Exercise brief
Look through the material below and give the number of lines holding "Carreteras", with no other words.

Supplied records
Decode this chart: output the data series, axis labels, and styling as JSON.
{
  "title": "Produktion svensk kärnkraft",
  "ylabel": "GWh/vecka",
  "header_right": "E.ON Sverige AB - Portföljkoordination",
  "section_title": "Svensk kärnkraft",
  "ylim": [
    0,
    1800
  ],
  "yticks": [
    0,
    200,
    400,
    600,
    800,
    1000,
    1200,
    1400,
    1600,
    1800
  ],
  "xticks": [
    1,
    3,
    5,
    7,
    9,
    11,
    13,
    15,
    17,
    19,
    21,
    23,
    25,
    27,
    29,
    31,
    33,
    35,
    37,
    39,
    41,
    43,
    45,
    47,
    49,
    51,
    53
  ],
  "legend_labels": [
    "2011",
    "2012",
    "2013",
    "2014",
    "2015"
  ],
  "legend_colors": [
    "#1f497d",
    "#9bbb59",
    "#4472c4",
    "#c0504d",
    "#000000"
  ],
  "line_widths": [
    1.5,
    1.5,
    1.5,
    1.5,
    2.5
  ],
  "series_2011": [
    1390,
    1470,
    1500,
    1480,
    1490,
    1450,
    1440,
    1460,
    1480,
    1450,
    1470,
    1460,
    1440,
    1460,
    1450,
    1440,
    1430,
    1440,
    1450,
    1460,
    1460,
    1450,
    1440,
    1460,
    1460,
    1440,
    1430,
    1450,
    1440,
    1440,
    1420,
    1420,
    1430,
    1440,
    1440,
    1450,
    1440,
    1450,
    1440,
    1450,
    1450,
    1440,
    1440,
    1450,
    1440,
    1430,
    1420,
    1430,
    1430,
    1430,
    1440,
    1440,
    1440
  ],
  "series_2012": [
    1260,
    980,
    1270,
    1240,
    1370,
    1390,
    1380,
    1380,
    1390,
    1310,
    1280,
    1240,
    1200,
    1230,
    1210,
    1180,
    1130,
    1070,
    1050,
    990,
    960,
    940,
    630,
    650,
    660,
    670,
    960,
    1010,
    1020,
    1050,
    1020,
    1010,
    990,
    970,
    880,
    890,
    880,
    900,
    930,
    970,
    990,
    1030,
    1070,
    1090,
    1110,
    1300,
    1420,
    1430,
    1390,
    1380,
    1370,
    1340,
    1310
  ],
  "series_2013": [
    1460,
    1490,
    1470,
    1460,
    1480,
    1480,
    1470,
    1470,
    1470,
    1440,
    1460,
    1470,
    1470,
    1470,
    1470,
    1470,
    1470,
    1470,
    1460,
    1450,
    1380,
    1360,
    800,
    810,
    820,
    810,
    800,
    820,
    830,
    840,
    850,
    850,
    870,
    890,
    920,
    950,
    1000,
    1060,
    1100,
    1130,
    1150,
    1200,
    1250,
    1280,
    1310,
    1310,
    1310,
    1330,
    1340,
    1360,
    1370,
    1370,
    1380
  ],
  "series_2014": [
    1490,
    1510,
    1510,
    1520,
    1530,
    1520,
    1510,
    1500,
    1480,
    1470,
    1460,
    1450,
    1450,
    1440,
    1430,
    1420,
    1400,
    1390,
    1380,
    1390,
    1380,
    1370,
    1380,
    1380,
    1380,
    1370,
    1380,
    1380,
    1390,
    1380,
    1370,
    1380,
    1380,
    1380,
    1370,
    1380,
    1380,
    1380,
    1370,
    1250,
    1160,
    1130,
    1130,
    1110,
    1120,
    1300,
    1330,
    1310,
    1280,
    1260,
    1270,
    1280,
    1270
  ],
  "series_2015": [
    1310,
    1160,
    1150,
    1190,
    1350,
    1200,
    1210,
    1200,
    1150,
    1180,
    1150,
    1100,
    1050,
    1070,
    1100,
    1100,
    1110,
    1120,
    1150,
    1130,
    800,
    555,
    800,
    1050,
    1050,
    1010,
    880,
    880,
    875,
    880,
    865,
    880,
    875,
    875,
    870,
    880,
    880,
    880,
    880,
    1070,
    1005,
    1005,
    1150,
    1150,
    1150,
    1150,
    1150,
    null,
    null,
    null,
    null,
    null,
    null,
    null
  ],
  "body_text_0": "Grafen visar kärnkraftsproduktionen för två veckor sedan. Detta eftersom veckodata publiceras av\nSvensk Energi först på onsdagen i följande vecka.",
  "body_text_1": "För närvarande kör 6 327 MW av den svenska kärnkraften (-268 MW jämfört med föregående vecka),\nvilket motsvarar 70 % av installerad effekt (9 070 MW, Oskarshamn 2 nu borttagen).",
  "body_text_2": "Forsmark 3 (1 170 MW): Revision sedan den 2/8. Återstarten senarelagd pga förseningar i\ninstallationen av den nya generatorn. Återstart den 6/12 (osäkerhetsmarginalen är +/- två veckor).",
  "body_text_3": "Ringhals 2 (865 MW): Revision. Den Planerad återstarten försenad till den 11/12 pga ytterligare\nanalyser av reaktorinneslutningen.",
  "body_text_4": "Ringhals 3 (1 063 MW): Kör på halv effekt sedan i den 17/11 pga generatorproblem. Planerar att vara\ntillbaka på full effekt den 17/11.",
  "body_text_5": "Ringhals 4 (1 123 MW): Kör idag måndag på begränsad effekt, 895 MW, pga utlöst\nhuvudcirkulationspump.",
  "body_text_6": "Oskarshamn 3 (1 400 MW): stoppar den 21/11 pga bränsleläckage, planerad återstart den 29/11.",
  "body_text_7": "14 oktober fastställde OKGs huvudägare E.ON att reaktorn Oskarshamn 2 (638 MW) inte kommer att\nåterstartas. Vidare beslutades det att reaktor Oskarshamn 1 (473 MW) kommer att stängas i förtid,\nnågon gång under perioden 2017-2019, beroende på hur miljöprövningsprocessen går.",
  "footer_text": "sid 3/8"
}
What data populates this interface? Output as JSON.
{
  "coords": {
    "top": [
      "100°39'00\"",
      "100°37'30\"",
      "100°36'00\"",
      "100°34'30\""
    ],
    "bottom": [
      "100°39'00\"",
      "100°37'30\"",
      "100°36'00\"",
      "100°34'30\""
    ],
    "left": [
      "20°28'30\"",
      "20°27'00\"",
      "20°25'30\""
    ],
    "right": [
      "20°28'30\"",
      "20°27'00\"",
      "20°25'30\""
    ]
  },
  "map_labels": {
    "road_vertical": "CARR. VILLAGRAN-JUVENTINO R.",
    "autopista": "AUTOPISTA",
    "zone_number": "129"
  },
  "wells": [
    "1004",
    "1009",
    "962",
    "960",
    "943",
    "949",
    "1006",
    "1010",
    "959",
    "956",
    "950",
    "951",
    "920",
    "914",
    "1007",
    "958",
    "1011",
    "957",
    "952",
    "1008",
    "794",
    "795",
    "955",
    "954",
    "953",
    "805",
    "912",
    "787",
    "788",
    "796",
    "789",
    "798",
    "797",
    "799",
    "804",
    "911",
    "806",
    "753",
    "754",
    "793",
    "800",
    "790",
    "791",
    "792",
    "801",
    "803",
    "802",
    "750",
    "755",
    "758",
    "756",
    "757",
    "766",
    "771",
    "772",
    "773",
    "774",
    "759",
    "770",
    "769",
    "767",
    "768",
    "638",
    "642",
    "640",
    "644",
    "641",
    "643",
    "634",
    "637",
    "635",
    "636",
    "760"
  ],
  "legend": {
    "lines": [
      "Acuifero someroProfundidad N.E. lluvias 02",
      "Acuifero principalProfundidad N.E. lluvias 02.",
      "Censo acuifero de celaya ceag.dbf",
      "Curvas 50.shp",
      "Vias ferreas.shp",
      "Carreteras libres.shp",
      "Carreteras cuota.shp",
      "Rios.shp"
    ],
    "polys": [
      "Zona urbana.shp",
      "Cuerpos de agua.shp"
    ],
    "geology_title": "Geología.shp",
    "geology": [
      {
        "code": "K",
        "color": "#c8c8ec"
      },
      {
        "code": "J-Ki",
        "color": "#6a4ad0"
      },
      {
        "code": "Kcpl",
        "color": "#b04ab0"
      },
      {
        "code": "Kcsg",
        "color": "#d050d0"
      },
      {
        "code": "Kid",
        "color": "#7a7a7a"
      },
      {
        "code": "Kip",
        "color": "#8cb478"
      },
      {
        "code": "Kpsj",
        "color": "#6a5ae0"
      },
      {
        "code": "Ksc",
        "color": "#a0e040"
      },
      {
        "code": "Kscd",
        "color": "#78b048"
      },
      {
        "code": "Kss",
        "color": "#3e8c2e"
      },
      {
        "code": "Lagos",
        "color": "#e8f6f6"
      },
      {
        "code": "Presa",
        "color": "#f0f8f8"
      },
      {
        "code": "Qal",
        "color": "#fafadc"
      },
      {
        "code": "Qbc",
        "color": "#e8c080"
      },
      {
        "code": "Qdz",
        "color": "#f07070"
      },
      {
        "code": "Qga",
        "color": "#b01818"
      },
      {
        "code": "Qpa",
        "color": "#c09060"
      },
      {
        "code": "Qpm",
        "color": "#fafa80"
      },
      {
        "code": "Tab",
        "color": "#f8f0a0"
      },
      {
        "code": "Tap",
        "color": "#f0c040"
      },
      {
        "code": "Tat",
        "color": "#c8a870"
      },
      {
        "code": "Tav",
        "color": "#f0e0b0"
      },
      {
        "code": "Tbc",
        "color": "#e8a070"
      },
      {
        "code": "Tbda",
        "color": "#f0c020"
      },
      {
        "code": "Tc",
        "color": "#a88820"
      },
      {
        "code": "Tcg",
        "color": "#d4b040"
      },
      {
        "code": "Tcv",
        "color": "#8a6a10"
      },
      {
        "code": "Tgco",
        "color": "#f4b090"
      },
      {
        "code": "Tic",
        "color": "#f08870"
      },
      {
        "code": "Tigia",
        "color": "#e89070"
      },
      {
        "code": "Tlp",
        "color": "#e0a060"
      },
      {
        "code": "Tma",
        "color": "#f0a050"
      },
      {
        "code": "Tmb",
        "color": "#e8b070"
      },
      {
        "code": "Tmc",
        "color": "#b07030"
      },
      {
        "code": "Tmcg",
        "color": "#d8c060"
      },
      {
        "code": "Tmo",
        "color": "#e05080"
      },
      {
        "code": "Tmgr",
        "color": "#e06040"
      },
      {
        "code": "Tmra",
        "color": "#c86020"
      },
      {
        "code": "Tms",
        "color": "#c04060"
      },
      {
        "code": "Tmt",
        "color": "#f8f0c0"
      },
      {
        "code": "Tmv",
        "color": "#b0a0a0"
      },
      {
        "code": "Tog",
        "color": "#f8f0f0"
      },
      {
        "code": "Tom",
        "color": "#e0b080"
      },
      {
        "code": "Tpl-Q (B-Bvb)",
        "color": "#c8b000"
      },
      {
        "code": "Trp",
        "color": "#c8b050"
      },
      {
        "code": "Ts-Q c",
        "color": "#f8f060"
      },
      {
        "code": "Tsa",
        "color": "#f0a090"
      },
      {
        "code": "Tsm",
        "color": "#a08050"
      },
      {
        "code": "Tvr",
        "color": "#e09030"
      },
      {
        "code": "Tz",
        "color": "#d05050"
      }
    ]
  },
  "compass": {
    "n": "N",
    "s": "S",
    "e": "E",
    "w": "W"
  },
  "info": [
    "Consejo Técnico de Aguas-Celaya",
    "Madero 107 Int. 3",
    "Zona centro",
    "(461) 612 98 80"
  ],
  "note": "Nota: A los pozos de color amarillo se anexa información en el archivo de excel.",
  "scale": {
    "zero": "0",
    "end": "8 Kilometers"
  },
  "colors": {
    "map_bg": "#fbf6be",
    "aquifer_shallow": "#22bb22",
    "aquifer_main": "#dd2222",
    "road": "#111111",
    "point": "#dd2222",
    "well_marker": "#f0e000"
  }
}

Answer for the task
2